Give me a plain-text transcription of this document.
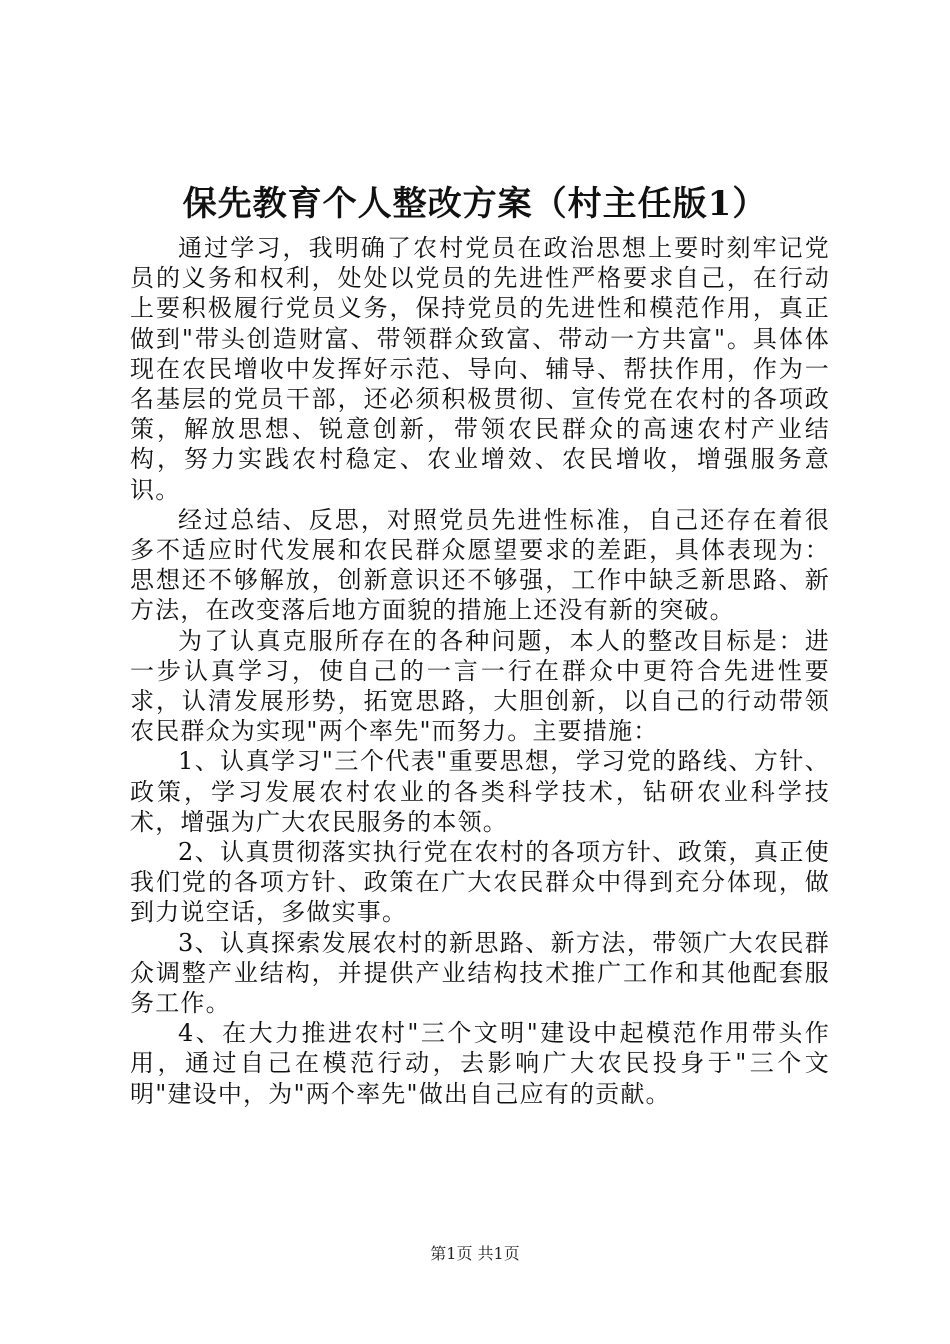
保先教育个人整改方案（村主任版1）

通过学习，我明确了农村党员在政治思想上要时刻牢记党员的义务和权利，处处以党员的先进性严格要求自己，在行动上要积极履行党员义务，保持党员的先进性和模范作用，真正做到"带头创造财富、带领群众致富、带动一方共富"。具体体现在农民增收中发挥好示范、导向、辅导、帮扶作用，作为一名基层的党员干部，还必须积极贯彻、宣传党在农村的各项政策，解放思想、锐意创新，带领农民群众的高速农村产业结构，努力实践农村稳定、农业增效、农民增收，增强服务意识。

经过总结、反思，对照党员先进性标准，自己还存在着很多不适应时代发展和农民群众愿望要求的差距，具体表现为：思想还不够解放，创新意识还不够强，工作中缺乏新思路、新方法，在改变落后地方面貌的措施上还没有新的突破。

为了认真克服所存在的各种问题，本人的整改目标是：进一步认真学习，使自己的一言一行在群众中更符合先进性要求，认清发展形势，拓宽思路，大胆创新，以自己的行动带领农民群众为实现"两个率先"而努力。主要措施：

1、认真学习"三个代表"重要思想，学习党的路线、方针、政策，学习发展农村农业的各类科学技术，钻研农业科学技术，增强为广大农民服务的本领。

2、认真贯彻落实执行党在农村的各项方针、政策，真正使我们党的各项方针、政策在广大农民群众中得到充分体现，做到力说空话，多做实事。

3、认真探索发展农村的新思路、新方法，带领广大农民群众调整产业结构，并提供产业结构技术推广工作和其他配套服务工作。

4、在大力推进农村"三个文明"建设中起模范作用带头作用，通过自己在模范行动，去影响广大农民投身于"三个文明"建设中，为"两个率先"做出自己应有的贡献。

第1页 共1页
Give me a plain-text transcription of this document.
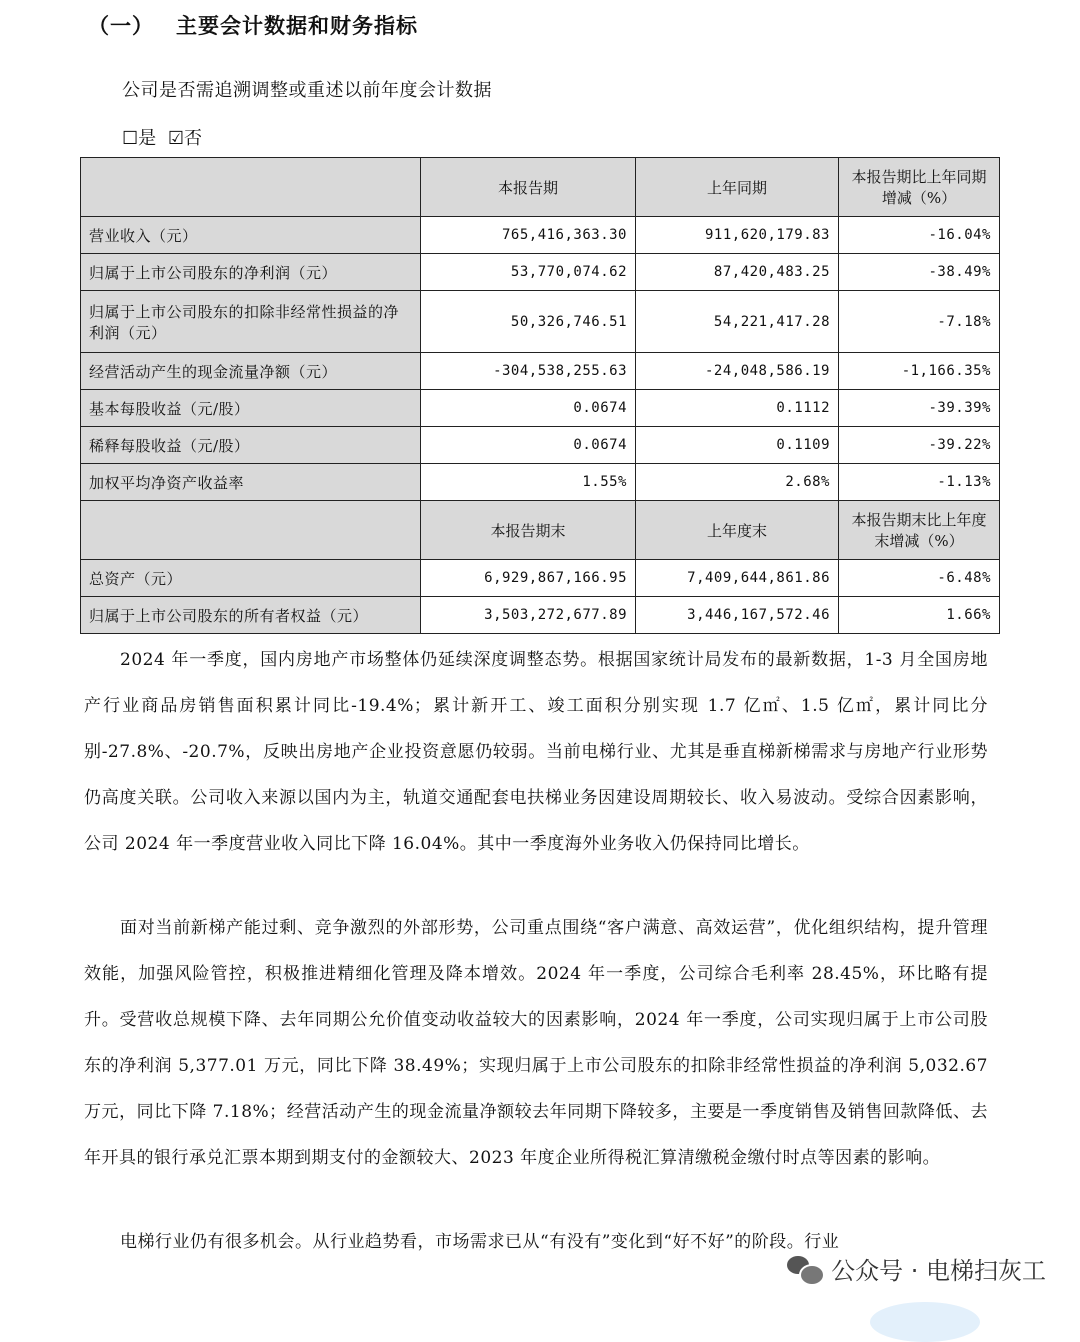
（一） 主要会计数据和财务指标
公司是否需追溯调整或重述以前年度会计数据
☐是 ☑否
	本报告期	上年同期	本报告期比上年同期增减（%）
营业收入（元）	765,416,363.30	911,620,179.83	-16.04%
归属于上市公司股东的净利润（元）	53,770,074.62	87,420,483.25	-38.49%
归属于上市公司股东的扣除非经常性损益的净利润（元）	50,326,746.51	54,221,417.28	-7.18%
经营活动产生的现金流量净额（元）	-304,538,255.63	-24,048,586.19	-1,166.35%
基本每股收益（元/股）	0.0674	0.1112	-39.39%
稀释每股收益（元/股）	0.0674	0.1109	-39.22%
加权平均净资产收益率	1.55%	2.68%	-1.13%
	本报告期末	上年度末	本报告期末比上年度末增减（%）
总资产（元）	6,929,867,166.95	7,409,644,861.86	-6.48%
归属于上市公司股东的所有者权益（元）	3,503,272,677.89	3,446,167,572.46	1.66%

2024 年一季度，国内房地产市场整体仍延续深度调整态势。根据国家统计局发布的最新数据，1-3 月全国房地产行业商品房销售面积累计同比-19.4%；累计新开工、竣工面积分别实现 1.7 亿㎡、1.5 亿㎡，累计同比分别-27.8%、-20.7%，反映出房地产企业投资意愿仍较弱。当前电梯行业、尤其是垂直梯新梯需求与房地产行业形势仍高度关联。公司收入来源以国内为主，轨道交通配套电扶梯业务因建设周期较长、收入易波动。受综合因素影响，公司 2024 年一季度营业收入同比下降 16.04%。其中一季度海外业务收入仍保持同比增长。

面对当前新梯产能过剩、竞争激烈的外部形势，公司重点围绕“客户满意、高效运营”，优化组织结构，提升管理效能，加强风险管控，积极推进精细化管理及降本增效。2024 年一季度，公司综合毛利率 28.45%，环比略有提升。受营收总规模下降、去年同期公允价值变动收益较大的因素影响，2024 年一季度，公司实现归属于上市公司股东的净利润 5,377.01 万元，同比下降 38.49%；实现归属于上市公司股东的扣除非经常性损益的净利润 5,032.67 万元，同比下降 7.18%；经营活动产生的现金流量净额较去年同期下降较多，主要是一季度销售及销售回款降低、去年开具的银行承兑汇票本期到期支付的金额较大、2023 年度企业所得税汇算清缴税金缴付时点等因素的影响。

电梯行业仍有很多机会。从行业趋势看，市场需求已从“有没有”变化到“好不好”的阶段。行业

公众号 · 电梯扫灰工
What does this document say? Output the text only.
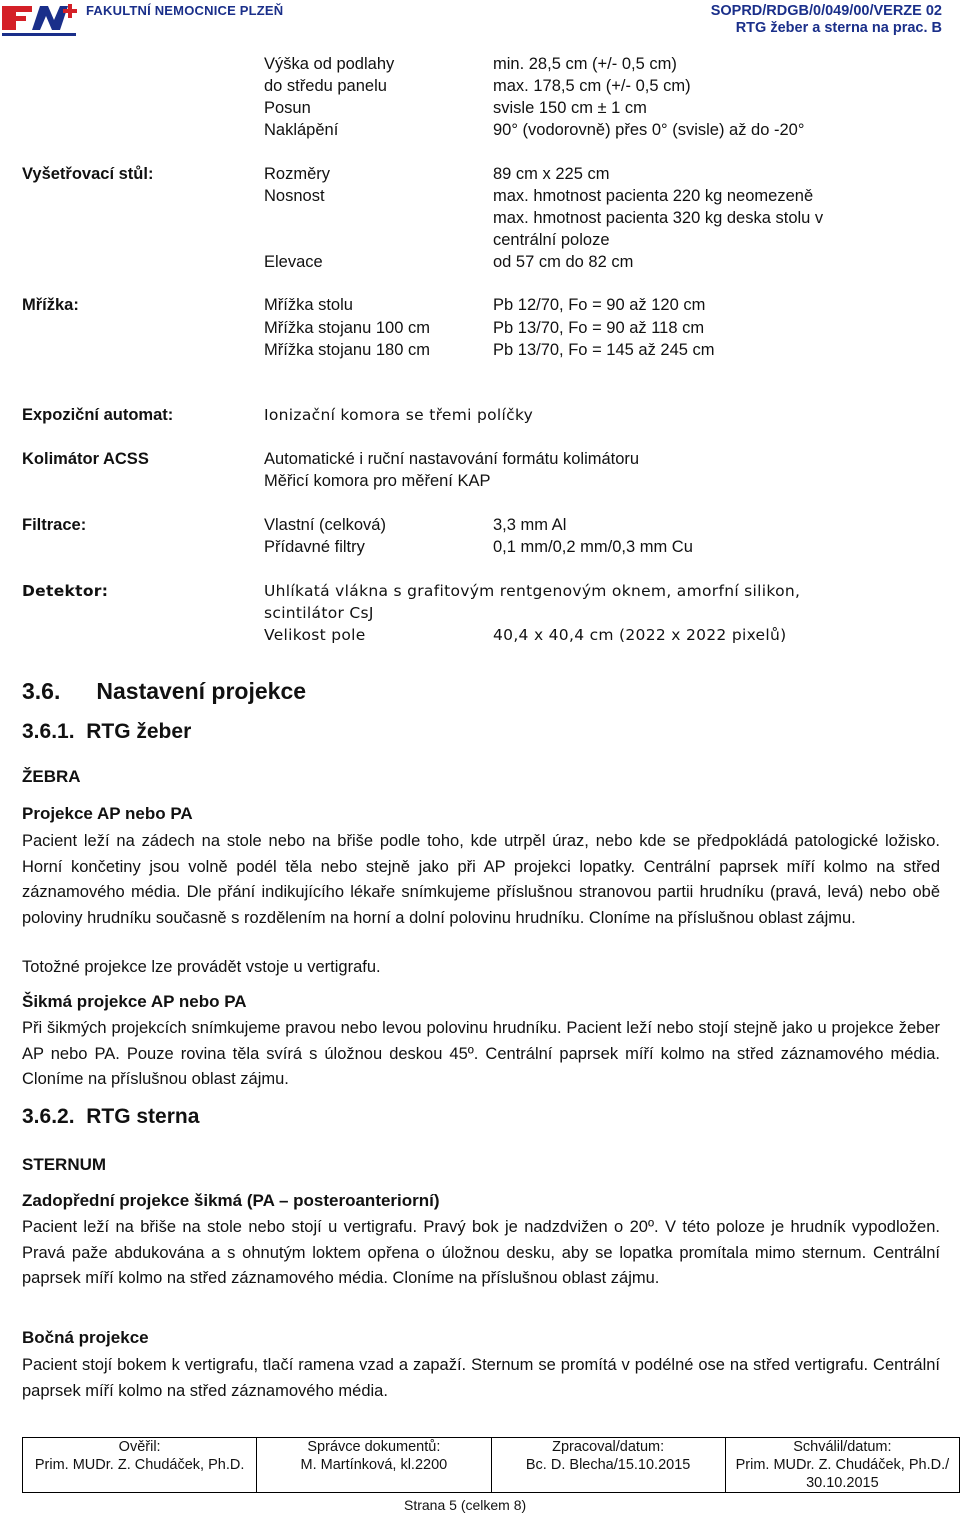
FAKULTNÍ NEMOCNICE PLZEŇ	SOPRD/RDGB/0/049/00/VERZE 02
RTG žeber a sterna na prac. B
Výška od podlahy	min. 28,5 cm (+/- 0,5 cm)
do středu panelu	max. 178,5 cm (+/- 0,5 cm)
Posun	svisle 150 cm ± 1 cm
Naklápění	90° (vodorovně) přes 0° (svisle) až do -20°
Vyšetřovací stůl:	Rozměry	89 cm x 225 cm
Nosnost	max. hmotnost pacienta 220 kg neomezeně
max. hmotnost pacienta 320 kg deska stolu v
centrální poloze
Elevace	od 57 cm do 82 cm
Mřížka:	Mřížka stolu	Pb 12/70, Fo = 90 až 120 cm
Mřížka stojanu 100 cm	Pb 13/70, Fo = 90 až 118 cm
Mřížka stojanu 180 cm	Pb 13/70, Fo = 145 až 245 cm
Expoziční automat:	Ionizační komora se třemi políčky
Kolimátor ACSS	Automatické i ruční nastavování formátu kolimátoru
Měřicí komora pro měření KAP
Filtrace:	Vlastní (celková)	3,3 mm Al
Přídavné filtry	0,1 mm/0,2 mm/0,3 mm Cu
Detektor:	Uhlíkatá vlákna s grafitovým rentgenovým oknem, amorfní silikon,
scintilátor CsJ
Velikost pole	40,4 x 40,4 cm (2022 x 2022 pixelů)
3.6. Nastavení projekce
3.6.1. RTG žeber
ŽEBRA
Projekce AP nebo PA
Pacient leží na zádech na stole nebo na břiše podle toho, kde utrpěl úraz, nebo kde se předpokládá patologické ložisko. Horní končetiny jsou volně podél těla nebo stejně jako při AP projekci lopatky. Centrální paprsek míří kolmo na střed záznamového média. Dle přání indikujícího lékaře snímkujeme příslušnou stranovou partii hrudníku (pravá, levá) nebo obě poloviny hrudníku současně s rozdělením na horní a dolní polovinu hrudníku. Cloníme na příslušnou oblast zájmu.
Totožné projekce lze provádět vstoje u vertigrafu.
Šikmá projekce AP nebo PA
Při šikmých projekcích snímkujeme pravou nebo levou polovinu hrudníku. Pacient leží nebo stojí stejně jako u projekce žeber AP nebo PA. Pouze rovina těla svírá s úložnou deskou 45º. Centrální paprsek míří kolmo na střed záznamového média. Cloníme na příslušnou oblast zájmu.
3.6.2. RTG sterna
STERNUM
Zadopřední projekce šikmá (PA – posteroanteriorní)
Pacient leží na břiše na stole nebo stojí u vertigrafu. Pravý bok je nadzdvižen o 20º. V této poloze je hrudník vypodložen. Pravá paže abdukována a s ohnutým loktem opřena o úložnou desku, aby se lopatka promítala mimo sternum. Centrální paprsek míří kolmo na střed záznamového média. Cloníme na příslušnou oblast zájmu.
Bočná projekce
Pacient stojí bokem k vertigrafu, tlačí ramena vzad a zapaží. Sternum se promítá v podélné ose na střed vertigrafu. Centrální paprsek míří kolmo na střed záznamového média.
Ověřil:
Prim. MUDr. Z. Chudáček, Ph.D.

Správce dokumentů:
M. Martínková, kl.2200

Zpracoval/datum:
Bc. D. Blecha/15.10.2015

Schválil/datum:
Prim. MUDr. Z. Chudáček, Ph.D./
30.10.2015
Strana 5 (celkem 8)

·····

## [PROBLEM DETAILS]
Respond with the number of lines containing "snímkujeme" and no additional words.

## [RESULT OF THE EXERCISE]
2